EXERCISE INSTRUCTIONS =>
Reproduce the whole listing, character for character.

INPUT =>

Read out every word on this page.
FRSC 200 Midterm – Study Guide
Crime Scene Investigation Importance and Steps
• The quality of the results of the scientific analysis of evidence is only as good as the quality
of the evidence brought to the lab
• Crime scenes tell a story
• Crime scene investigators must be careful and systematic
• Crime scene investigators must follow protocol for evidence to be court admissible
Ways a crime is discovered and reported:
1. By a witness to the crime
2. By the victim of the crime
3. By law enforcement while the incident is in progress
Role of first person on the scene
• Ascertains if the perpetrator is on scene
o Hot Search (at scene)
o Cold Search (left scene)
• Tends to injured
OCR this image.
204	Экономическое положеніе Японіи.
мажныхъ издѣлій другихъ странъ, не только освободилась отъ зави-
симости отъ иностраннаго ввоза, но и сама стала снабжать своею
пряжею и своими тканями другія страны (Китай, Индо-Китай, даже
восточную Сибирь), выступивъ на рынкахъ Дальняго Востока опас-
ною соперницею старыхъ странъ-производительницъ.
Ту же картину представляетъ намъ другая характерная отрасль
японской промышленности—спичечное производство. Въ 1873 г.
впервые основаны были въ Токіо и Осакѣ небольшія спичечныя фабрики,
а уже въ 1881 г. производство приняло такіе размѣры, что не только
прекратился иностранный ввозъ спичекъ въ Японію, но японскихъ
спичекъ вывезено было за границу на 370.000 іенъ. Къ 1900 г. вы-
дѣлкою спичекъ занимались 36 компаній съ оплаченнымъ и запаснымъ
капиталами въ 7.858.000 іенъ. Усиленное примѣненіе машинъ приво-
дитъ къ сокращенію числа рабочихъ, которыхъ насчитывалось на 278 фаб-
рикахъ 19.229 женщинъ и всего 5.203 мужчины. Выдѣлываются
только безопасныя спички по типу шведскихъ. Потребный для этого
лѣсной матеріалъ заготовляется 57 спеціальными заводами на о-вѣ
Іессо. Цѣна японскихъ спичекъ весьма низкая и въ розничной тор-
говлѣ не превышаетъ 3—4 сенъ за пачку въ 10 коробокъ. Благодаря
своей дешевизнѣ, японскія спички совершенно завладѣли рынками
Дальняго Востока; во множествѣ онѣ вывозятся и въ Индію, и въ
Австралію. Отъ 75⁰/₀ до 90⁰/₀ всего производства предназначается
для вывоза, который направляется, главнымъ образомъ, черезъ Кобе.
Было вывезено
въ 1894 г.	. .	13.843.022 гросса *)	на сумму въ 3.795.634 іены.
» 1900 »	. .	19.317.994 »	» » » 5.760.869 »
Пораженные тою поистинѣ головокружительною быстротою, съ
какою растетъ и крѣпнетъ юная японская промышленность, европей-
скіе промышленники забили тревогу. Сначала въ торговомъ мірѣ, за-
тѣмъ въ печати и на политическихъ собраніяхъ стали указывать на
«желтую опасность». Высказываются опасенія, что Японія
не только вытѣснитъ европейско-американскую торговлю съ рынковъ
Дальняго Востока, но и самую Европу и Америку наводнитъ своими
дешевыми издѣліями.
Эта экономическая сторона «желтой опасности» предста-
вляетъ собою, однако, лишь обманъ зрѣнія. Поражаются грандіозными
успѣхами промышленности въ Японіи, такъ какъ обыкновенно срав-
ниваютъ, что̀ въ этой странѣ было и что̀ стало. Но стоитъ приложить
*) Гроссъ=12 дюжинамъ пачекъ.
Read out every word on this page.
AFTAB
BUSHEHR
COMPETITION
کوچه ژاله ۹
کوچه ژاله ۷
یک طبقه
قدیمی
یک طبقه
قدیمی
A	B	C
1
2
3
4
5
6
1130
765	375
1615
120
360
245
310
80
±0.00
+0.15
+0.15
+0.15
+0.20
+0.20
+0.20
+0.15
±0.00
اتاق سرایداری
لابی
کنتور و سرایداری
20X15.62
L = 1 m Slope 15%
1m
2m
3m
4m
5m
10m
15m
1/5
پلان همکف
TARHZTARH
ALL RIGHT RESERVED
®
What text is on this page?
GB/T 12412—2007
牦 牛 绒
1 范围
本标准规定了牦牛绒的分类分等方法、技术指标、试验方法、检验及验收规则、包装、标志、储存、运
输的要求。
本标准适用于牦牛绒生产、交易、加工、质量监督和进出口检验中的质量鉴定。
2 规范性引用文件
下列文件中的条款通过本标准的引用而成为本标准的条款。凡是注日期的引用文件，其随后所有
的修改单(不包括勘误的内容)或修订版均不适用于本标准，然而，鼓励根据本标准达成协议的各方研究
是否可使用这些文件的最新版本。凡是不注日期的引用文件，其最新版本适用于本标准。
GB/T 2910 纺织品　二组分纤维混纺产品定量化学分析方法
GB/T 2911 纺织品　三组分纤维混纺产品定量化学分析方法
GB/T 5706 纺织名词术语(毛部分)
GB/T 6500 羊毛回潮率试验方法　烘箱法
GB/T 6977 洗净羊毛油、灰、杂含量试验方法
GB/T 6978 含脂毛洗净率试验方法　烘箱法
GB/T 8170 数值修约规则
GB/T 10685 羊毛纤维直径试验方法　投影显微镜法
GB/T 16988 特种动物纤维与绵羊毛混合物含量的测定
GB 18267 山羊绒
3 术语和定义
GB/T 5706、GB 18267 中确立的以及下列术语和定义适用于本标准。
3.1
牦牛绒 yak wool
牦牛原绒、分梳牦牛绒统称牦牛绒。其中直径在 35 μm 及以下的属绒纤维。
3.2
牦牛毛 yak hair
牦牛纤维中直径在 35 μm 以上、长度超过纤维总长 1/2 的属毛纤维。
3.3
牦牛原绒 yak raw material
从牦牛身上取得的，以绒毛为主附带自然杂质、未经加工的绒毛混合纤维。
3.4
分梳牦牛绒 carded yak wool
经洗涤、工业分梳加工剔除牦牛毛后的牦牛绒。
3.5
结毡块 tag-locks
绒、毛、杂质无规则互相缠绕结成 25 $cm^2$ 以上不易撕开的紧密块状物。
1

THE COMPLETED TASK =>
Read out every word on this page.
FRSC 200 Midterm – Study Guide
Crime Scene Investigation Importance and Steps
• The quality of the results of the scientific analysis of evidence is only as good as the quality
of the evidence brought to the lab
• Crime scenes tell a story
• Crime scene investigators must be careful and systematic
• Crime scene investigators must follow protocol for evidence to be court admissible
Ways a crime is discovered and reported:
1. By a witness to the crime
2. By the victim of the crime
3. By law enforcement while the incident is in progress
Role of first person on the scene
• Ascertains if the perpetrator is on scene
o Hot Search (at scene)
o Cold Search (left scene)
• Tends to injured
OCR this image.
204	Экономическое положеніе Японіи.
мажныхъ издѣлій другихъ странъ, не только освободилась отъ зави-
симости отъ иностраннаго ввоза, но и сама стала снабжать своею
пряжею и своими тканями другія страны (Китай, Индо-Китай, даже
восточную Сибирь), выступивъ на рынкахъ Дальняго Востока опас-
ною соперницею старыхъ странъ-производительницъ.
Ту же картину представляетъ намъ другая характерная отрасль
японской промышленности—спичечное производство. Въ 1873 г.
впервые основаны были въ Токіо и Осакѣ небольшія спичечныя фабрики,
а уже въ 1881 г. производство приняло такіе размѣры, что не только
прекратился иностранный ввозъ спичекъ въ Японію, но японскихъ
спичекъ вывезено было за границу на 370.000 іенъ. Къ 1900 г. вы-
дѣлкою спичекъ занимались 36 компаній съ оплаченнымъ и запаснымъ
капиталами въ 7.858.000 іенъ. Усиленное примѣненіе машинъ приво-
дитъ къ сокращенію числа рабочихъ, которыхъ насчитывалось на 278 фаб-
рикахъ 19.229 женщинъ и всего 5.203 мужчины. Выдѣлываются
только безопасныя спички по типу шведскихъ. Потребный для этого
лѣсной матеріалъ заготовляется 57 спеціальными заводами на о-вѣ
Іессо. Цѣна японскихъ спичекъ весьма низкая и въ розничной тор-
говлѣ не превышаетъ 3—4 сенъ за пачку въ 10 коробокъ. Благодаря
своей дешевизнѣ, японскія спички совершенно завладѣли рынками
Дальняго Востока; во множествѣ онѣ вывозятся и въ Индію, и въ
Австралію. Отъ 75⁰/₀ до 90⁰/₀ всего производства предназначается
для вывоза, который направляется, главнымъ образомъ, черезъ Кобе.
Было вывезено
въ 1894 г.	. .	13.843.022 гросса *)	на сумму въ 3.795.634 іены.
» 1900 »	. .	19.317.994 »	» » » 5.760.869 »
Пораженные тою поистинѣ головокружительною быстротою, съ
какою растетъ и крѣпнетъ юная японская промышленность, европей-
скіе промышленники забили тревогу. Сначала въ торговомъ мірѣ, за-
тѣмъ въ печати и на политическихъ собраніяхъ стали указывать на
«желтую опасность». Высказываются опасенія, что Японія
не только вытѣснитъ европейско-американскую торговлю съ рынковъ
Дальняго Востока, но и самую Европу и Америку наводнитъ своими
дешевыми издѣліями.
Эта экономическая сторона «желтой опасности» предста-
вляетъ собою, однако, лишь обманъ зрѣнія. Поражаются грандіозными
успѣхами промышленности въ Японіи, такъ какъ обыкновенно срав-
ниваютъ, что̀ въ этой странѣ было и что̀ стало. Но стоитъ приложить
*) Гроссъ=12 дюжинамъ пачекъ.
Read out every word on this page.
AFTAB
BUSHEHR
COMPETITION
کوچه ژاله ۹
کوچه ژاله ۷
یک طبقه
قدیمی
یک طبقه
قدیمی
A	B	C
1
2
3
4
5
6
1130
765	375
1615
120
360
245
310
80
±0.00
+0.15
+0.15
+0.15
+0.20
+0.20
+0.20
+0.15
±0.00
اتاق سرایداری
لابی
کنتور و سرایداری
20X15.62
L = 1 m Slope 15%
1m
2m
3m
4m
5m
10m
15m
1/5
پلان همکف
TARHZTARH
ALL RIGHT RESERVED
®
What text is on this page?
GB/T 12412—2007
牦 牛 绒
1 范围
本标准规定了牦牛绒的分类分等方法、技术指标、试验方法、检验及验收规则、包装、标志、储存、运
输的要求。
本标准适用于牦牛绒生产、交易、加工、质量监督和进出口检验中的质量鉴定。
2 规范性引用文件
下列文件中的条款通过本标准的引用而成为本标准的条款。凡是注日期的引用文件，其随后所有
的修改单(不包括勘误的内容)或修订版均不适用于本标准，然而，鼓励根据本标准达成协议的各方研究
是否可使用这些文件的最新版本。凡是不注日期的引用文件，其最新版本适用于本标准。
GB/T 2910 纺织品　二组分纤维混纺产品定量化学分析方法
GB/T 2911 纺织品　三组分纤维混纺产品定量化学分析方法
GB/T 5706 纺织名词术语(毛部分)
GB/T 6500 羊毛回潮率试验方法　烘箱法
GB/T 6977 洗净羊毛油、灰、杂含量试验方法
GB/T 6978 含脂毛洗净率试验方法　烘箱法
GB/T 8170 数值修约规则
GB/T 10685 羊毛纤维直径试验方法　投影显微镜法
GB/T 16988 特种动物纤维与绵羊毛混合物含量的测定
GB 18267 山羊绒
3 术语和定义
GB/T 5706、GB 18267 中确立的以及下列术语和定义适用于本标准。
3.1
牦牛绒 yak wool
牦牛原绒、分梳牦牛绒统称牦牛绒。其中直径在 35 μm 及以下的属绒纤维。
3.2
牦牛毛 yak hair
牦牛纤维中直径在 35 μm 以上、长度超过纤维总长 1/2 的属毛纤维。
3.3
牦牛原绒 yak raw material
从牦牛身上取得的，以绒毛为主附带自然杂质、未经加工的绒毛混合纤维。
3.4
分梳牦牛绒 carded yak wool
经洗涤、工业分梳加工剔除牦牛毛后的牦牛绒。
3.5
结毡块 tag-locks
绒、毛、杂质无规则互相缠绕结成 25 $cm^2$ 以上不易撕开的紧密块状物。
1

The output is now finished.